WORK TO DO: Transcribe each record exactly. Include every one.

==== DATA FOR THE TASK ====

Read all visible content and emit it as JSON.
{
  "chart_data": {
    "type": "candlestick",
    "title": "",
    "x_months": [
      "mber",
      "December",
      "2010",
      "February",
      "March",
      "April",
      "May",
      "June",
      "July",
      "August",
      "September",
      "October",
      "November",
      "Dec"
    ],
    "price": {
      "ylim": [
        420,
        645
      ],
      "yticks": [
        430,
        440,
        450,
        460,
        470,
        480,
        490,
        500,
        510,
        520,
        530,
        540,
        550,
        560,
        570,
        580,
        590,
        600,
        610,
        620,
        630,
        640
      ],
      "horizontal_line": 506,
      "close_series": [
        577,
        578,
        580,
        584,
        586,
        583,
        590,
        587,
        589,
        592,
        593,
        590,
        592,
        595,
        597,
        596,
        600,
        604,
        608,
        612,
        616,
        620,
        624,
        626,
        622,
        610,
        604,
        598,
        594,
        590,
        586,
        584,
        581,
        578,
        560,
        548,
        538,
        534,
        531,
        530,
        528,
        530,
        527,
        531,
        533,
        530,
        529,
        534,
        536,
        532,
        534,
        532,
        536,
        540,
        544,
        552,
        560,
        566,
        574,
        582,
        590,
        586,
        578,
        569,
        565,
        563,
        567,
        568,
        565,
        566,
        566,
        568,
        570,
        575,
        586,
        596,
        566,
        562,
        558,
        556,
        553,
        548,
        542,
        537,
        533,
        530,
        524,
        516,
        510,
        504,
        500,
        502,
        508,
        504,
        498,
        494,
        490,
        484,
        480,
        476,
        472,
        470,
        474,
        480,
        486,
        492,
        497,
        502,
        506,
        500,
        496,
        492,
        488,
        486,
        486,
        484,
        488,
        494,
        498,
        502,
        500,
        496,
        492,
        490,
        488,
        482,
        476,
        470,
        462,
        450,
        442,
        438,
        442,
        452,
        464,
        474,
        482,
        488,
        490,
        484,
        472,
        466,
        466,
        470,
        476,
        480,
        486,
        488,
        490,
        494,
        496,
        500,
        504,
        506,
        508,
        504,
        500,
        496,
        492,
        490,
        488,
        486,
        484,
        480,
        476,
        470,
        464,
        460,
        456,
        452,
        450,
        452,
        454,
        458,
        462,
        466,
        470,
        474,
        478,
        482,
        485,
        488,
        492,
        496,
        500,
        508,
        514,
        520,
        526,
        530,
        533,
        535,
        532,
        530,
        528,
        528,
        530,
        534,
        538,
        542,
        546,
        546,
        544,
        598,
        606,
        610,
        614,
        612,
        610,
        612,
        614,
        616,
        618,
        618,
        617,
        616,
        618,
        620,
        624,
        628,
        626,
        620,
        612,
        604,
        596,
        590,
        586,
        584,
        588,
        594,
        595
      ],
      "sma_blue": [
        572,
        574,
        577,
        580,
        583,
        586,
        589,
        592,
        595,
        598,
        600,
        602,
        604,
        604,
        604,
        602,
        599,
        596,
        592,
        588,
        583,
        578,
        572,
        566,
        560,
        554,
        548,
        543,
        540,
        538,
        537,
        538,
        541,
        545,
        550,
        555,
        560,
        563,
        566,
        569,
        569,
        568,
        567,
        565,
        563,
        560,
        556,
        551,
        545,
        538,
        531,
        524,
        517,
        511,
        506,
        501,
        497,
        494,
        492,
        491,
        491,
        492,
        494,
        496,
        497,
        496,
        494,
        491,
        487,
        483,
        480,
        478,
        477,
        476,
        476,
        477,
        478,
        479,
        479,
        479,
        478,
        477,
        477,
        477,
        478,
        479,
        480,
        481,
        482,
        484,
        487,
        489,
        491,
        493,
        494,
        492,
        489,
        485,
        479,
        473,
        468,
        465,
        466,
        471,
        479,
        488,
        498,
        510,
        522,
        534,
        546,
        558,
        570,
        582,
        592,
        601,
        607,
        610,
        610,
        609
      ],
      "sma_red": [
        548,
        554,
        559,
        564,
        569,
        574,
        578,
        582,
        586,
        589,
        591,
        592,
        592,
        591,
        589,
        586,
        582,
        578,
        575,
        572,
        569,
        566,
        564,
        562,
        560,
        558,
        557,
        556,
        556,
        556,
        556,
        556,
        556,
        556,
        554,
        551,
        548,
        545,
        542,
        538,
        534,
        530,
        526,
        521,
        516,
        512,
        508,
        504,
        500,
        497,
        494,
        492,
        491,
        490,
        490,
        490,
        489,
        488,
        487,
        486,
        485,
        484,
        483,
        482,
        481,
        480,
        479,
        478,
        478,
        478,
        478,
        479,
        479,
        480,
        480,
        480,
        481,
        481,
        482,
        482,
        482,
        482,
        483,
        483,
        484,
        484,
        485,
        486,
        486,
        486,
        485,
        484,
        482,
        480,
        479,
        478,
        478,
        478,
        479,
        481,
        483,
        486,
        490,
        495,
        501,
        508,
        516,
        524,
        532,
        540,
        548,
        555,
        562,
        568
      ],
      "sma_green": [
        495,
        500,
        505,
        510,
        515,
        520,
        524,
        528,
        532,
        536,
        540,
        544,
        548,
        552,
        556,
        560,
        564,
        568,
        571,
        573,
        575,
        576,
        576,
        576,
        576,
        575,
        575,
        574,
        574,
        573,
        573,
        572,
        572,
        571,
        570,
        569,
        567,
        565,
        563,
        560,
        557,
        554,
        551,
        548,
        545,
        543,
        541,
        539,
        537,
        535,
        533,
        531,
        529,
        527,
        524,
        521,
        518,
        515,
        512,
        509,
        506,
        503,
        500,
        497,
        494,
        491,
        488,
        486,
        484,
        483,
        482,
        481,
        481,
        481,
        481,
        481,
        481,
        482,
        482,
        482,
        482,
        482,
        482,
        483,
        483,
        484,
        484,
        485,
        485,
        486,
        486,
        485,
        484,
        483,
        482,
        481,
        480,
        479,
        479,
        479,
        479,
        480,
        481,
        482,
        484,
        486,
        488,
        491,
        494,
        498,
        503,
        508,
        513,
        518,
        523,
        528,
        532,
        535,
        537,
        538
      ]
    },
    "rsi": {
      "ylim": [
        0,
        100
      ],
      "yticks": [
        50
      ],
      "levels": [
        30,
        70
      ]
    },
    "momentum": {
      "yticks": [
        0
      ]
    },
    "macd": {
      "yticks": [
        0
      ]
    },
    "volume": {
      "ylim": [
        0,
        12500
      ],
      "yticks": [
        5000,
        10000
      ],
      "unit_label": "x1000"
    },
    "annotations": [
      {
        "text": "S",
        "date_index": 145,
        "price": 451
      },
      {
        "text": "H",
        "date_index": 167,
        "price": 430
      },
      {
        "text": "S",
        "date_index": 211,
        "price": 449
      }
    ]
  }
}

====

RESULT:
Read all visible content and emit it as JSON.
{
  "chart_data": {
    "type": "candlestick",
    "title": "",
    "x_months": [
      "mber",
      "December",
      "2010",
      "February",
      "March",
      "April",
      "May",
      "June",
      "July",
      "August",
      "September",
      "October",
      "November",
      "Dec"
    ],
    "price": {
      "ylim": [
        420,
        645
      ],
      "yticks": [
        430,
        440,
        450,
        460,
        470,
        480,
        490,
        500,
        510,
        520,
        530,
        540,
        550,
        560,
        570,
        580,
        590,
        600,
        610,
        620,
        630,
        640
      ],
      "horizontal_line": 506,
      "close_series": [
        577,
        578,
        580,
        584,
        586,
        583,
        590,
        587,
        589,
        592,
        593,
        590,
        592,
        595,
        597,
        596,
        600,
        604,
        608,
        612,
        616,
        620,
        624,
        626,
        622,
        610,
        604,
        598,
        594,
        590,
        586,
        584,
        581,
        578,
        560,
        548,
        538,
        534,
        531,
        530,
        528,
        530,
        527,
        531,
        533,
        530,
        529,
        534,
        536,
        532,
        534,
        532,
        536,
        540,
        544,
        552,
        560,
        566,
        574,
        582,
        590,
        586,
        578,
        569,
        565,
        563,
        567,
        568,
        565,
        566,
        566,
        568,
        570,
        575,
        586,
        596,
        566,
        562,
        558,
        556,
        553,
        548,
        542,
        537,
        533,
        530,
        524,
        516,
        510,
        504,
        500,
        502,
        508,
        504,
        498,
        494,
        490,
        484,
        480,
        476,
        472,
        470,
        474,
        480,
        486,
        492,
        497,
        502,
        506,
        500,
        496,
        492,
        488,
        486,
        486,
        484,
        488,
        494,
        498,
        502,
        500,
        496,
        492,
        490,
        488,
        482,
        476,
        470,
        462,
        450,
        442,
        438,
        442,
        452,
        464,
        474,
        482,
        488,
        490,
        484,
        472,
        466,
        466,
        470,
        476,
        480,
        486,
        488,
        490,
        494,
        496,
        500,
        504,
        506,
        508,
        504,
        500,
        496,
        492,
        490,
        488,
        486,
        484,
        480,
        476,
        470,
        464,
        460,
        456,
        452,
        450,
        452,
        454,
        458,
        462,
        466,
        470,
        474,
        478,
        482,
        485,
        488,
        492,
        496,
        500,
        508,
        514,
        520,
        526,
        530,
        533,
        535,
        532,
        530,
        528,
        528,
        530,
        534,
        538,
        542,
        546,
        546,
        544,
        598,
        606,
        610,
        614,
        612,
        610,
        612,
        614,
        616,
        618,
        618,
        617,
        616,
        618,
        620,
        624,
        628,
        626,
        620,
        612,
        604,
        596,
        590,
        586,
        584,
        588,
        594,
        595
      ],
      "sma_blue": [
        572,
        574,
        577,
        580,
        583,
        586,
        589,
        592,
        595,
        598,
        600,
        602,
        604,
        604,
        604,
        602,
        599,
        596,
        592,
        588,
        583,
        578,
        572,
        566,
        560,
        554,
        548,
        543,
        540,
        538,
        537,
        538,
        541,
        545,
        550,
        555,
        560,
        563,
        566,
        569,
        569,
        568,
        567,
        565,
        563,
        560,
        556,
        551,
        545,
        538,
        531,
        524,
        517,
        511,
        506,
        501,
        497,
        494,
        492,
        491,
        491,
        492,
        494,
        496,
        497,
        496,
        494,
        491,
        487,
        483,
        480,
        478,
        477,
        476,
        476,
        477,
        478,
        479,
        479,
        479,
        478,
        477,
        477,
        477,
        478,
        479,
        480,
        481,
        482,
        484,
        487,
        489,
        491,
        493,
        494,
        492,
        489,
        485,
        479,
        473,
        468,
        465,
        466,
        471,
        479,
        488,
        498,
        510,
        522,
        534,
        546,
        558,
        570,
        582,
        592,
        601,
        607,
        610,
        610,
        609
      ],
      "sma_red": [
        548,
        554,
        559,
        564,
        569,
        574,
        578,
        582,
        586,
        589,
        591,
        592,
        592,
        591,
        589,
        586,
        582,
        578,
        575,
        572,
        569,
        566,
        564,
        562,
        560,
        558,
        557,
        556,
        556,
        556,
        556,
        556,
        556,
        556,
        554,
        551,
        548,
        545,
        542,
        538,
        534,
        530,
        526,
        521,
        516,
        512,
        508,
        504,
        500,
        497,
        494,
        492,
        491,
        490,
        490,
        490,
        489,
        488,
        487,
        486,
        485,
        484,
        483,
        482,
        481,
        480,
        479,
        478,
        478,
        478,
        478,
        479,
        479,
        480,
        480,
        480,
        481,
        481,
        482,
        482,
        482,
        482,
        483,
        483,
        484,
        484,
        485,
        486,
        486,
        486,
        485,
        484,
        482,
        480,
        479,
        478,
        478,
        478,
        479,
        481,
        483,
        486,
        490,
        495,
        501,
        508,
        516,
        524,
        532,
        540,
        548,
        555,
        562,
        568
      ],
      "sma_green": [
        495,
        500,
        505,
        510,
        515,
        520,
        524,
        528,
        532,
        536,
        540,
        544,
        548,
        552,
        556,
        560,
        564,
        568,
        571,
        573,
        575,
        576,
        576,
        576,
        576,
        575,
        575,
        574,
        574,
        573,
        573,
        572,
        572,
        571,
        570,
        569,
        567,
        565,
        563,
        560,
        557,
        554,
        551,
        548,
        545,
        543,
        541,
        539,
        537,
        535,
        533,
        531,
        529,
        527,
        524,
        521,
        518,
        515,
        512,
        509,
        506,
        503,
        500,
        497,
        494,
        491,
        488,
        486,
        484,
        483,
        482,
        481,
        481,
        481,
        481,
        481,
        481,
        482,
        482,
        482,
        482,
        482,
        482,
        483,
        483,
        484,
        484,
        485,
        485,
        486,
        486,
        485,
        484,
        483,
        482,
        481,
        480,
        479,
        479,
        479,
        479,
        480,
        481,
        482,
        484,
        486,
        488,
        491,
        494,
        498,
        503,
        508,
        513,
        518,
        523,
        528,
        532,
        535,
        537,
        538
      ]
    },
    "rsi": {
      "ylim": [
        0,
        100
      ],
      "yticks": [
        50
      ],
      "levels": [
        30,
        70
      ]
    },
    "momentum": {
      "yticks": [
        0
      ]
    },
    "macd": {
      "yticks": [
        0
      ]
    },
    "volume": {
      "ylim": [
        0,
        12500
      ],
      "yticks": [
        5000,
        10000
      ],
      "unit_label": "x1000"
    },
    "annotations": [
      {
        "text": "S",
        "date_index": 145,
        "price": 451
      },
      {
        "text": "H",
        "date_index": 167,
        "price": 430
      },
      {
        "text": "S",
        "date_index": 211,
        "price": 449
      }
    ]
  }
}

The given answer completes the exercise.